◆ Arbeitsauftrag
Gib die folgende Auflistung vollständig und Zeile für Zeile unverändert wieder.

◆ Datensatzliste
_ _ _
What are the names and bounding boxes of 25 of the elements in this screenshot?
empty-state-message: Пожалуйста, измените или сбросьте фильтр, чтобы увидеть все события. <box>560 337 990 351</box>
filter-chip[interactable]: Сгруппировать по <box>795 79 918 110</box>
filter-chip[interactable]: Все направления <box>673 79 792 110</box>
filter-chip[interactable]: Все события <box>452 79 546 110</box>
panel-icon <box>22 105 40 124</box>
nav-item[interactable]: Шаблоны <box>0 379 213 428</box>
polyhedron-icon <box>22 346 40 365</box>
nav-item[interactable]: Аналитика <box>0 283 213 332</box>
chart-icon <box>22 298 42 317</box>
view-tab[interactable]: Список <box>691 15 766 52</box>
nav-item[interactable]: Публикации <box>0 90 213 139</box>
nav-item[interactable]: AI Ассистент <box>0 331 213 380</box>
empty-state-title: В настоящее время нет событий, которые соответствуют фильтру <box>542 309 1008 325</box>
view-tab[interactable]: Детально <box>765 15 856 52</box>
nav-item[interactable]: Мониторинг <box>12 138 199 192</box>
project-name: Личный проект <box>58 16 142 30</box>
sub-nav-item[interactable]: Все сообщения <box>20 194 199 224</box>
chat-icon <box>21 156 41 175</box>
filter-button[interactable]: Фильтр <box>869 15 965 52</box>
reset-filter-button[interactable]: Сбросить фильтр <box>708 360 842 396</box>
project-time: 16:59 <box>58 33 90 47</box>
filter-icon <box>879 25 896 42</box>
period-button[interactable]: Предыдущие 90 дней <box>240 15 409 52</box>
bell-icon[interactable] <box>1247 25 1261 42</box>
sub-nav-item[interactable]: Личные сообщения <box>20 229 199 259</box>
_ _ _
◆ Übungsergebnis
What are the names and bounding boxes of 25 of the elements in this screenshot?
empty-state-message: Пожалуйста, измените или сбросьте фильтр, чтобы увидеть все события. <box>560 337 990 351</box>
filter-chip[interactable]: Сгруппировать по <box>795 79 918 110</box>
filter-chip[interactable]: Все направления <box>673 79 792 110</box>
filter-chip[interactable]: Все события <box>452 79 546 110</box>
panel-icon <box>22 105 40 124</box>
nav-item[interactable]: Шаблоны <box>0 379 213 428</box>
polyhedron-icon <box>22 346 40 365</box>
nav-item[interactable]: Аналитика <box>0 283 213 332</box>
chart-icon <box>22 298 42 317</box>
view-tab[interactable]: Список <box>691 15 766 52</box>
nav-item[interactable]: Публикации <box>0 90 213 139</box>
nav-item[interactable]: AI Ассистент <box>0 331 213 380</box>
empty-state-title: В настоящее время нет событий, которые соответствуют фильтру <box>542 309 1008 325</box>
view-tab[interactable]: Детально <box>765 15 856 52</box>
nav-item[interactable]: Мониторинг <box>12 138 199 192</box>
project-name: Личный проект <box>58 16 142 30</box>
sub-nav-item[interactable]: Все сообщения <box>20 194 199 224</box>
chat-icon <box>21 156 41 175</box>
filter-button[interactable]: Фильтр <box>869 15 965 52</box>
reset-filter-button[interactable]: Сбросить фильтр <box>708 360 842 396</box>
project-time: 16:59 <box>58 33 90 47</box>
filter-icon <box>879 25 896 42</box>
period-button[interactable]: Предыдущие 90 дней <box>240 15 409 52</box>
bell-icon[interactable] <box>1247 25 1261 42</box>
sub-nav-item[interactable]: Личные сообщения <box>20 229 199 259</box>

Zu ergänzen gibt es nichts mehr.